▶ The exercise
Reproduce every entry exactly and leave its pictures out.

====

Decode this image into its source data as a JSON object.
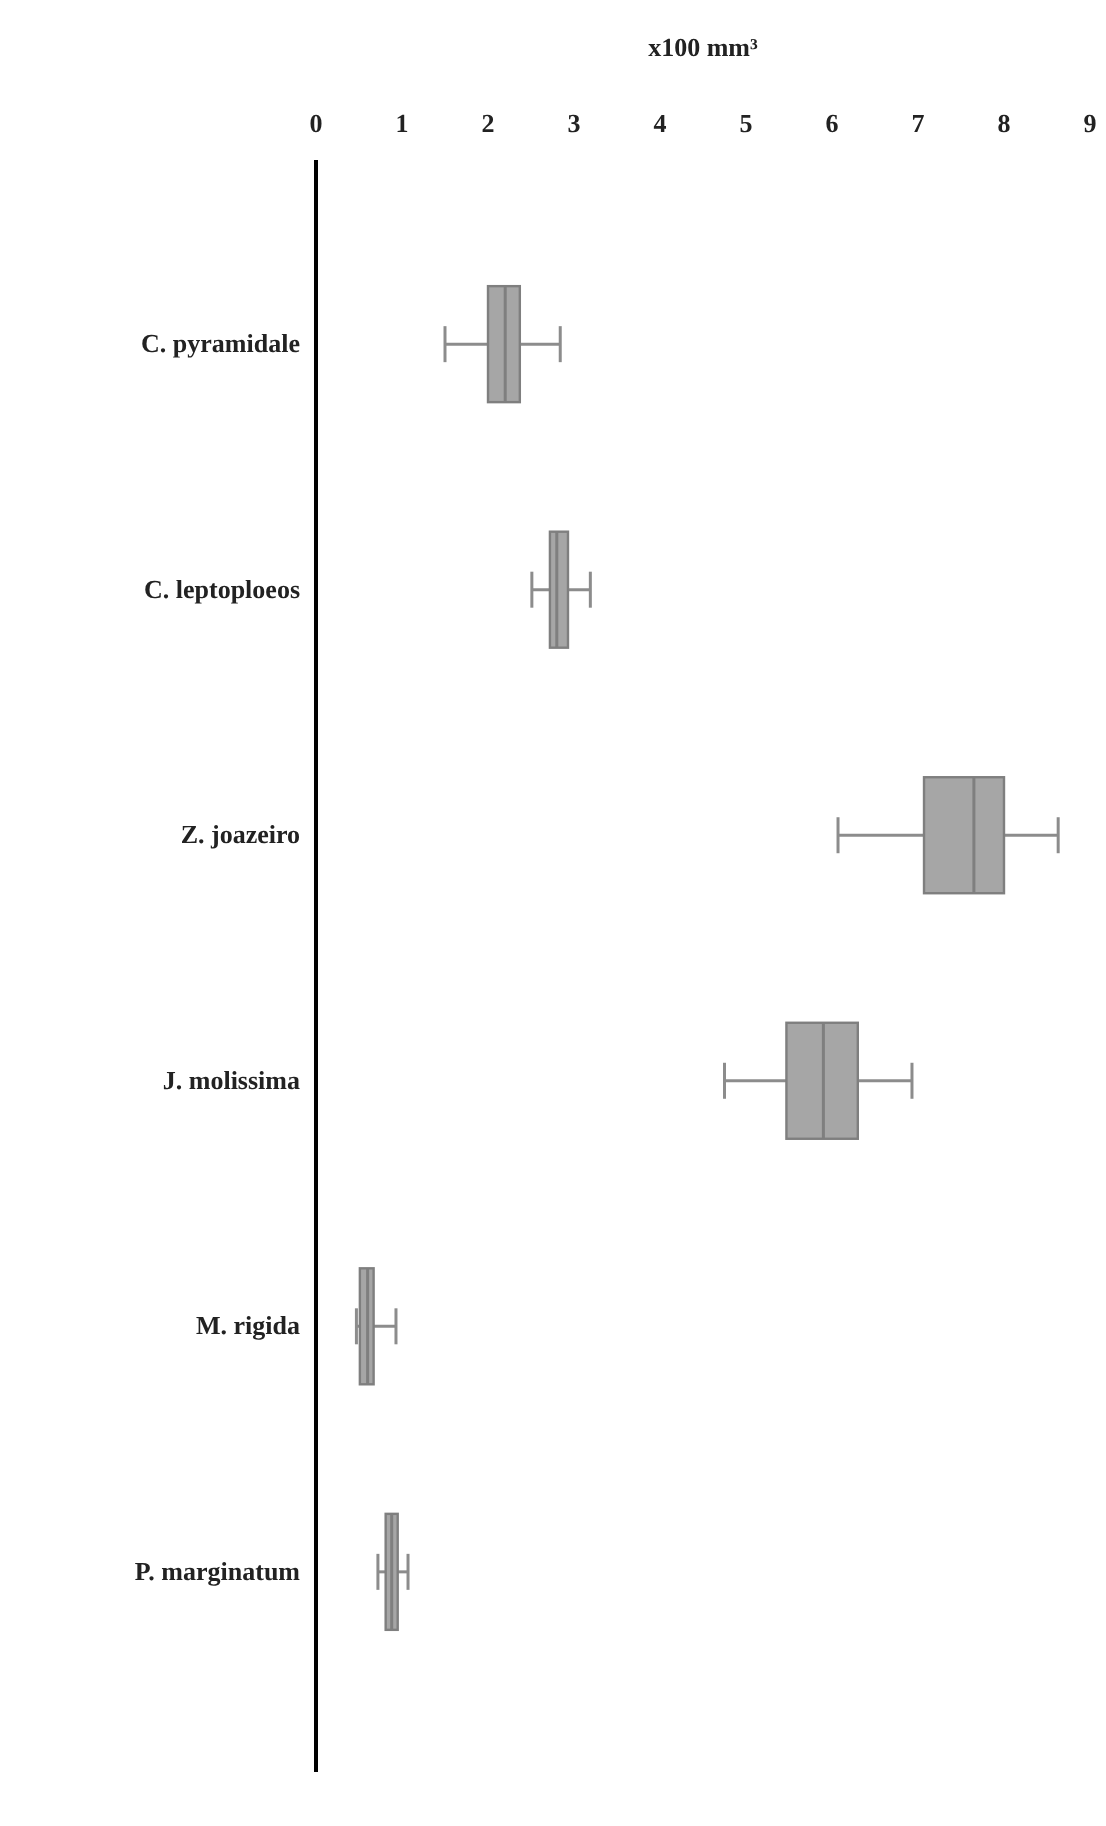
{
  "chart_data": {
    "type": "box",
    "orientation": "horizontal",
    "xlabel": "x100 mm³",
    "categories": [
      "C. pyramidale",
      "C. leptoploeos",
      "Z. joazeiro",
      "J. molissima",
      "M. rigida",
      "P. marginatum"
    ],
    "boxes": [
      {
        "low": 1.5,
        "q1": 2.0,
        "median": 2.2,
        "q3": 2.37,
        "high": 2.84
      },
      {
        "low": 2.51,
        "q1": 2.72,
        "median": 2.8,
        "q3": 2.93,
        "high": 3.19
      },
      {
        "low": 6.07,
        "q1": 7.07,
        "median": 7.65,
        "q3": 8.0,
        "high": 8.63
      },
      {
        "low": 4.75,
        "q1": 5.47,
        "median": 5.9,
        "q3": 6.3,
        "high": 6.93
      },
      {
        "low": 0.47,
        "q1": 0.51,
        "median": 0.6,
        "q3": 0.67,
        "high": 0.93
      },
      {
        "low": 0.72,
        "q1": 0.81,
        "median": 0.88,
        "q3": 0.95,
        "high": 1.07
      }
    ],
    "color": "#a6a6a6",
    "xlim": [
      0,
      9
    ],
    "xticks": [
      0,
      1,
      2,
      3,
      4,
      5,
      6,
      7,
      8,
      9
    ]
  }
}
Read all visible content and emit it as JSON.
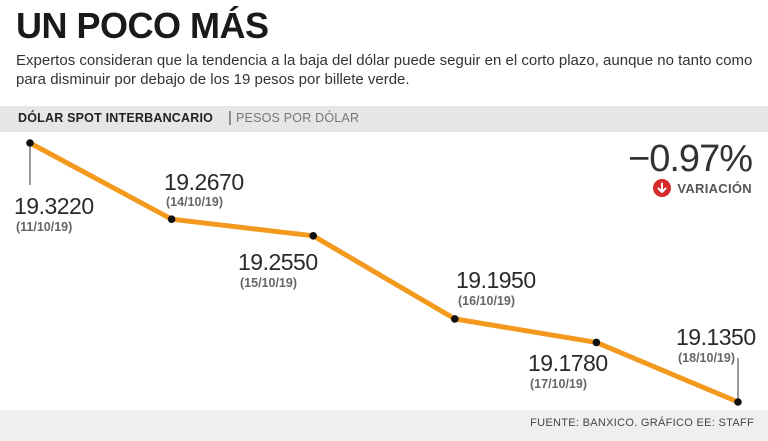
{
  "header": {
    "title": "UN POCO MÁS",
    "subtitle": "Expertos consideran que la tendencia a la baja del dólar puede seguir en el corto plazo, aunque no tanto como para disminuir por debajo de los 19 pesos por billete verde."
  },
  "band": {
    "label": "DÓLAR SPOT INTERBANCARIO",
    "separator": "|",
    "unit": "PESOS POR DÓLAR"
  },
  "variation": {
    "value": "−0.97%",
    "label": "VARIACIÓN",
    "icon": "arrow-down-circle-icon"
  },
  "source": "FUENTE: BANXICO. GRÁFICO EE: STAFF",
  "colors": {
    "line": "#f39a1e",
    "point": "#111111",
    "accent": "#d62b2b",
    "band": "#e6e6e6"
  },
  "chart_data": {
    "type": "line",
    "series": [
      {
        "values": [
          19.322,
          19.267,
          19.255,
          19.195,
          19.178,
          19.135
        ],
        "labels": [
          "19.3220",
          "19.2670",
          "19.2550",
          "19.1950",
          "19.1780",
          "19.1350"
        ]
      }
    ],
    "categories": [
      "(11/10/19)",
      "(14/10/19)",
      "(15/10/19)",
      "(16/10/19)",
      "(17/10/19)",
      "(18/10/19)"
    ],
    "title": "DÓLAR SPOT INTERBANCARIO",
    "ylabel": "PESOS POR DÓLAR",
    "grid": false
  }
}
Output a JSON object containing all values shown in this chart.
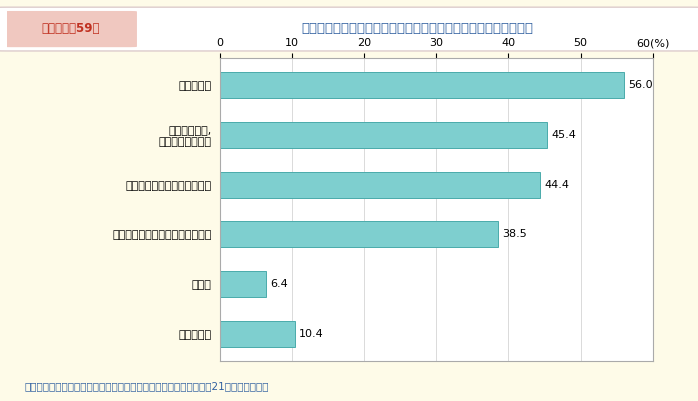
{
  "title_box_text": "第１－特－59図",
  "title_main_text": "地域社会において女性が活躍するために必要なこと（複数回答）",
  "categories": [
    "家族の理解",
    "きっかけ作り,\n実践の場への参加",
    "固定的役割分担意識の見直し",
    "ワーク・ライフ・バランスの実現",
    "その他",
    "分からない"
  ],
  "values": [
    56.0,
    45.4,
    44.4,
    38.5,
    6.4,
    10.4
  ],
  "bar_color": "#7ECFCF",
  "bar_edge_color": "#4AABAB",
  "xlim": [
    0,
    60
  ],
  "xticks": [
    0,
    10,
    20,
    30,
    40,
    50,
    60
  ],
  "xlabel": "60(%)",
  "background_color": "#FEFBE8",
  "chart_bg_color": "#FFFFFF",
  "title_outer_bg": "#FEFBE8",
  "title_inner_bg": "#FFFFFF",
  "title_box_bg": "#F0C8C0",
  "title_box_text_color": "#C03020",
  "title_main_color": "#3060A0",
  "footer_text": "（備考）内閣府「男女のライフスタイルに関する意識調査」（平成21年）より作成。",
  "footer_color": "#3060A0",
  "value_labels": [
    "56.0",
    "45.4",
    "44.4",
    "38.5",
    "6.4",
    "10.4"
  ]
}
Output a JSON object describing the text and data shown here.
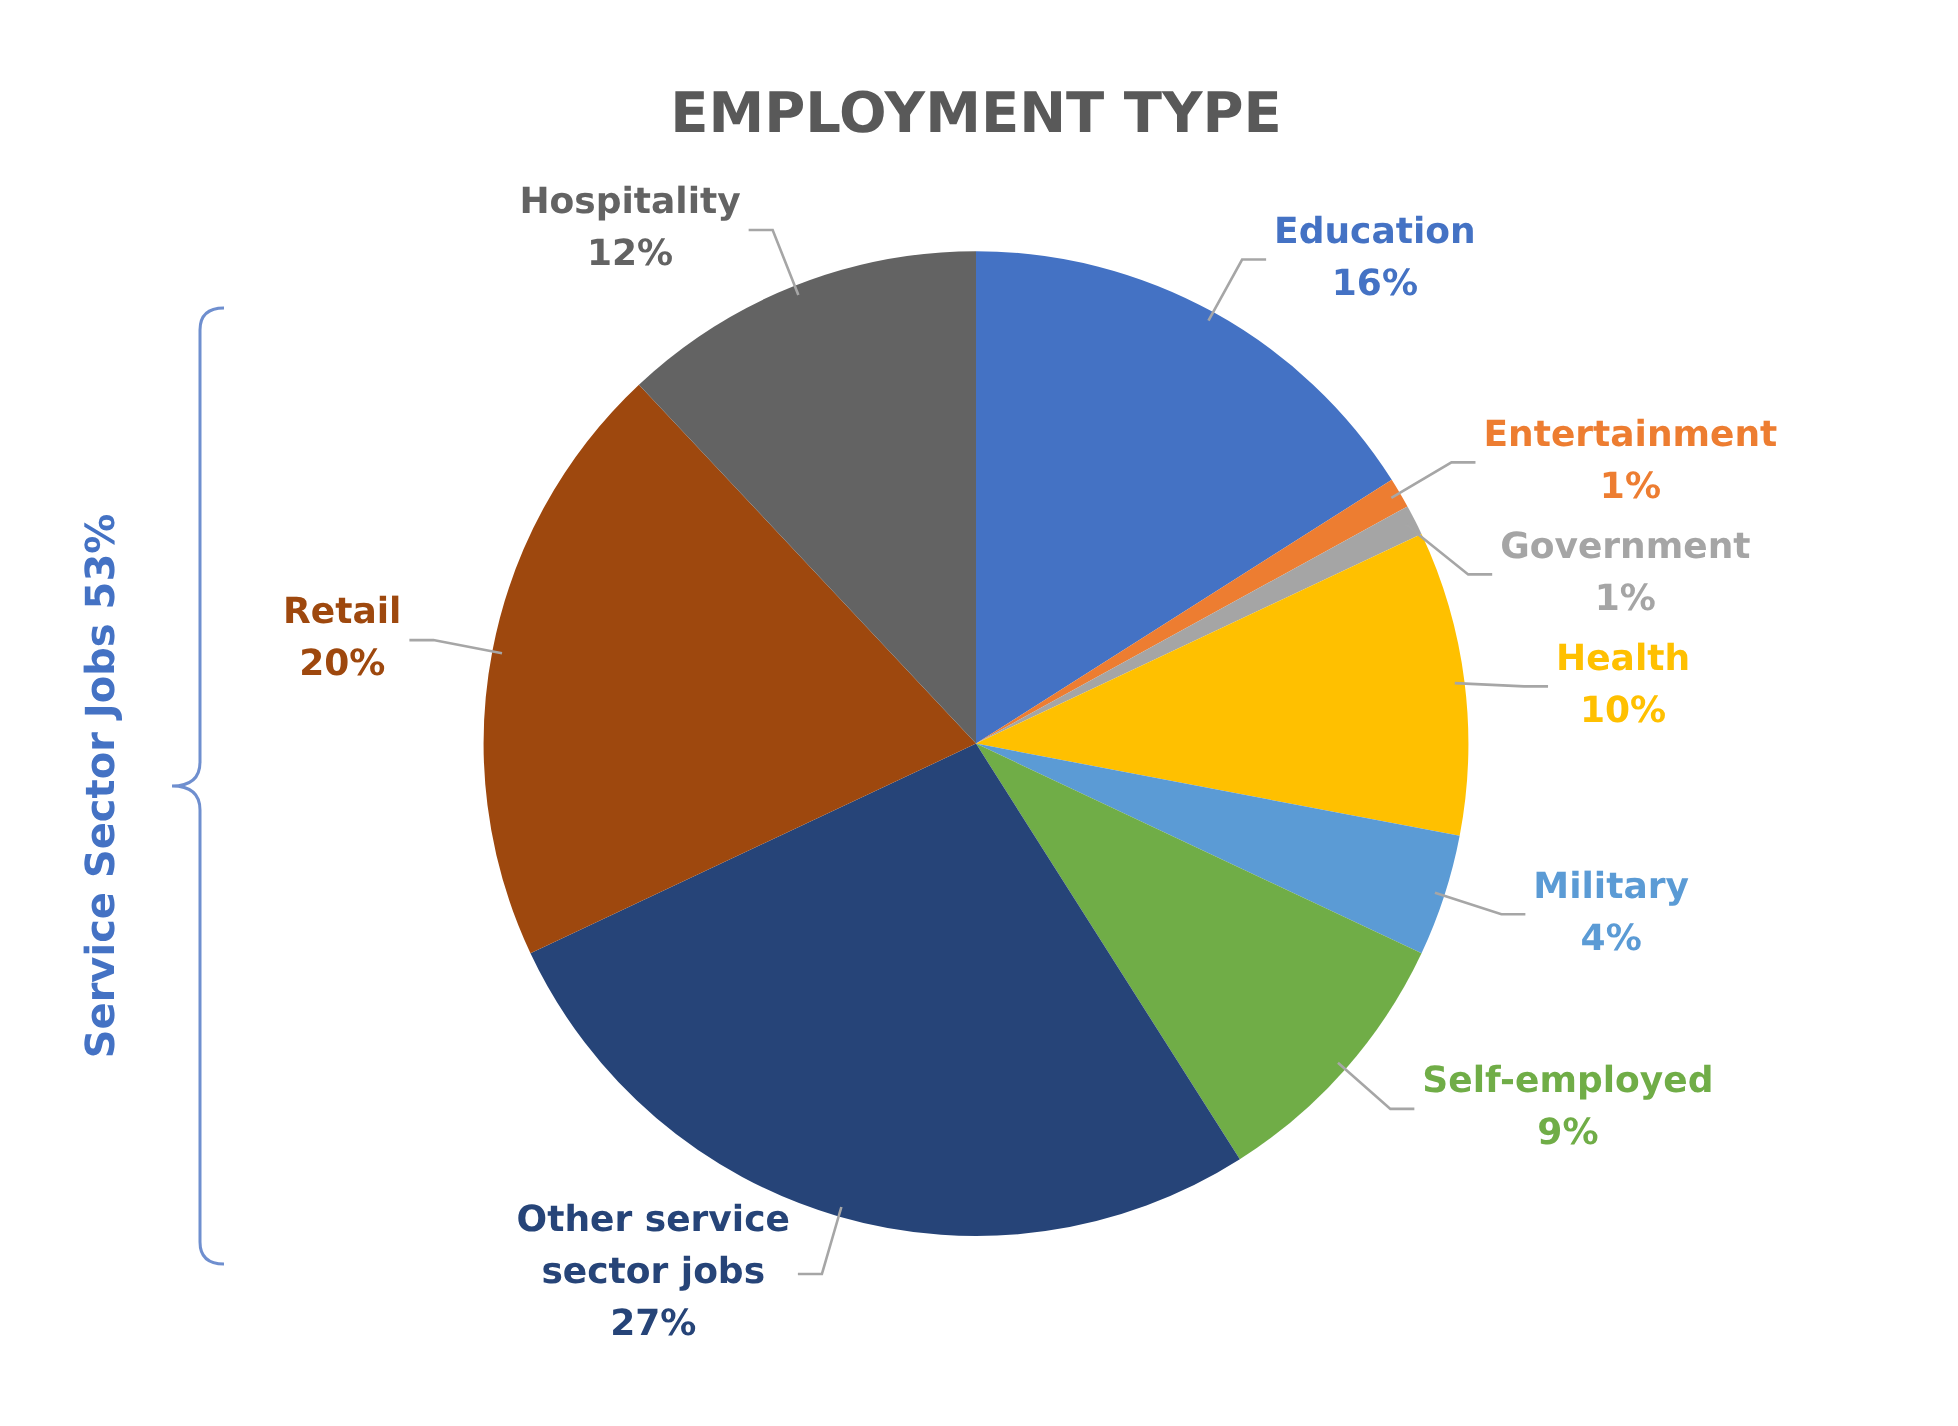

====

▶ Output of the task
Decode this image into its source data as a JSON object.
{
  "chart_data": {
    "type": "box",
    "orientation": "horizontal",
    "xlabel": "x100 mm³",
    "categories": [
      "C. pyramidale",
      "C. leptoploeos",
      "Z. joazeiro",
      "J. molissima",
      "M. rigida",
      "P. marginatum"
    ],
    "boxes": [
      {
        "low": 1.5,
        "q1": 2.0,
        "median": 2.2,
        "q3": 2.37,
        "high": 2.84
      },
      {
        "low": 2.51,
        "q1": 2.72,
        "median": 2.8,
        "q3": 2.93,
        "high": 3.19
      },
      {
        "low": 6.07,
        "q1": 7.07,
        "median": 7.65,
        "q3": 8.0,
        "high": 8.63
      },
      {
        "low": 4.75,
        "q1": 5.47,
        "median": 5.9,
        "q3": 6.3,
        "high": 6.93
      },
      {
        "low": 0.47,
        "q1": 0.51,
        "median": 0.6,
        "q3": 0.67,
        "high": 0.93
      },
      {
        "low": 0.72,
        "q1": 0.81,
        "median": 0.88,
        "q3": 0.95,
        "high": 1.07
      }
    ],
    "color": "#a6a6a6",
    "xlim": [
      0,
      9
    ],
    "xticks": [
      0,
      1,
      2,
      3,
      4,
      5,
      6,
      7,
      8,
      9
    ]
  }
}
Read all visible content and emit it as JSON.
{
  "header": {
    "title": "UN POCO MÁS",
    "subtitle": "Expertos consideran que la tendencia a la baja del dólar puede seguir en el corto plazo, aunque no tanto como para disminuir por debajo de los 19 pesos por billete verde."
  },
  "band": {
    "label": "DÓLAR SPOT INTERBANCARIO",
    "separator": "|",
    "unit": "PESOS POR DÓLAR"
  },
  "variation": {
    "value": "−0.97%",
    "label": "VARIACIÓN",
    "icon": "arrow-down-circle-icon"
  },
  "source": "FUENTE: BANXICO. GRÁFICO EE: STAFF",
  "colors": {
    "line": "#f39a1e",
    "point": "#111111",
    "accent": "#d62b2b",
    "band": "#e6e6e6"
  },
  "chart_data": {
    "type": "line",
    "series": [
      {
        "values": [
          19.322,
          19.267,
          19.255,
          19.195,
          19.178,
          19.135
        ],
        "labels": [
          "19.3220",
          "19.2670",
          "19.2550",
          "19.1950",
          "19.1780",
          "19.1350"
        ]
      }
    ],
    "categories": [
      "(11/10/19)",
      "(14/10/19)",
      "(15/10/19)",
      "(16/10/19)",
      "(17/10/19)",
      "(18/10/19)"
    ],
    "title": "DÓLAR SPOT INTERBANCARIO",
    "ylabel": "PESOS POR DÓLAR",
    "grid": false
  }
}
Output a JSON object containing all values shown in this chart.
{
  "title_box_text": "第１－特－59図",
  "title_main_text": "地域社会において女性が活躍するために必要なこと（複数回答）",
  "categories": [
    "家族の理解",
    "きっかけ作り,\n実践の場への参加",
    "固定的役割分担意識の見直し",
    "ワーク・ライフ・バランスの実現",
    "その他",
    "分からない"
  ],
  "values": [
    56.0,
    45.4,
    44.4,
    38.5,
    6.4,
    10.4
  ],
  "bar_color": "#7ECFCF",
  "bar_edge_color": "#4AABAB",
  "xlim": [
    0,
    60
  ],
  "xticks": [
    0,
    10,
    20,
    30,
    40,
    50,
    60
  ],
  "xlabel": "60(%)",
  "background_color": "#FEFBE8",
  "chart_bg_color": "#FFFFFF",
  "title_outer_bg": "#FEFBE8",
  "title_inner_bg": "#FFFFFF",
  "title_box_bg": "#F0C8C0",
  "title_box_text_color": "#C03020",
  "title_main_color": "#3060A0",
  "footer_text": "（備考）内閣府「男女のライフスタイルに関する意識調査」（平成21年）より作成。",
  "footer_color": "#3060A0",
  "value_labels": [
    "56.0",
    "45.4",
    "44.4",
    "38.5",
    "6.4",
    "10.4"
  ]
}
Output a JSON object describing the text and data shown here.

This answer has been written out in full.